[REQUIREMENT] Copy out the whole listing exactly as written, leaving the pictures behind.

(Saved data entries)
━━━━━━━━━━
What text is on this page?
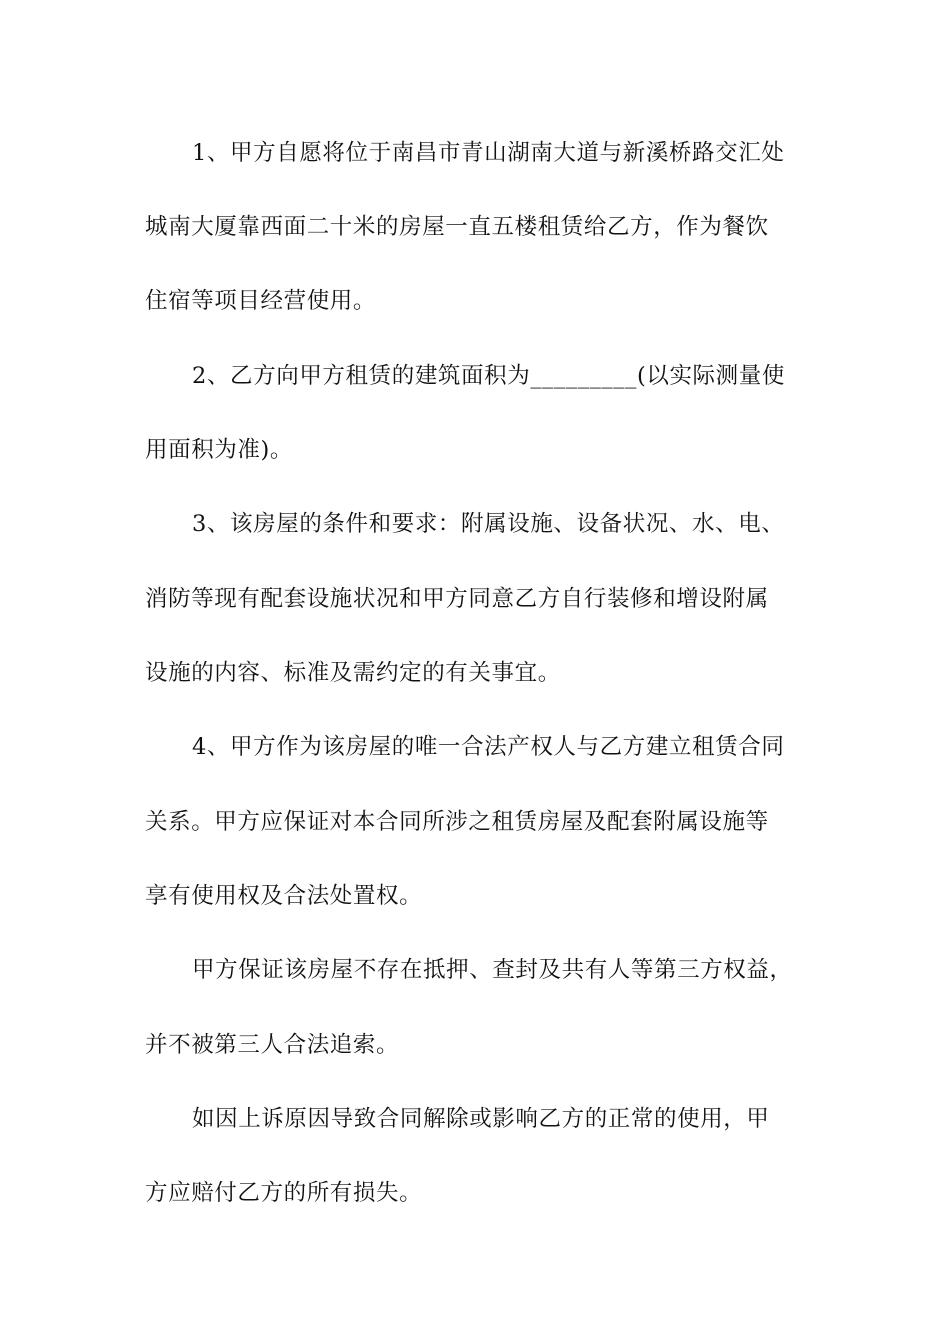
1、甲方自愿将位于南昌市青山湖南大道与新溪桥路交汇处
城南大厦靠西面二十米的房屋一直五楼租赁给乙方，作为餐饮
住宿等项目经营使用。
2、乙方向甲方租赁的建筑面积为_________(以实际测量使
用面积为准)。
3、该房屋的条件和要求：附属设施、设备状况、水、电、
消防等现有配套设施状况和甲方同意乙方自行装修和增设附属
设施的内容、标准及需约定的有关事宜。
4、甲方作为该房屋的唯一合法产权人与乙方建立租赁合同
关系。甲方应保证对本合同所涉之租赁房屋及配套附属设施等
享有使用权及合法处置权。
甲方保证该房屋不存在抵押、查封及共有人等第三方权益，
并不被第三人合法追索。
如因上诉原因导致合同解除或影响乙方的正常的使用，甲
方应赔付乙方的所有损失。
━━━━━━━━━━
[THE SOLUTION]
What text is on this page?
1、甲方自愿将位于南昌市青山湖南大道与新溪桥路交汇处
城南大厦靠西面二十米的房屋一直五楼租赁给乙方，作为餐饮
住宿等项目经营使用。
2、乙方向甲方租赁的建筑面积为_________(以实际测量使
用面积为准)。
3、该房屋的条件和要求：附属设施、设备状况、水、电、
消防等现有配套设施状况和甲方同意乙方自行装修和增设附属
设施的内容、标准及需约定的有关事宜。
4、甲方作为该房屋的唯一合法产权人与乙方建立租赁合同
关系。甲方应保证对本合同所涉之租赁房屋及配套附属设施等
享有使用权及合法处置权。
甲方保证该房屋不存在抵押、查封及共有人等第三方权益，
并不被第三人合法追索。
如因上诉原因导致合同解除或影响乙方的正常的使用，甲
方应赔付乙方的所有损失。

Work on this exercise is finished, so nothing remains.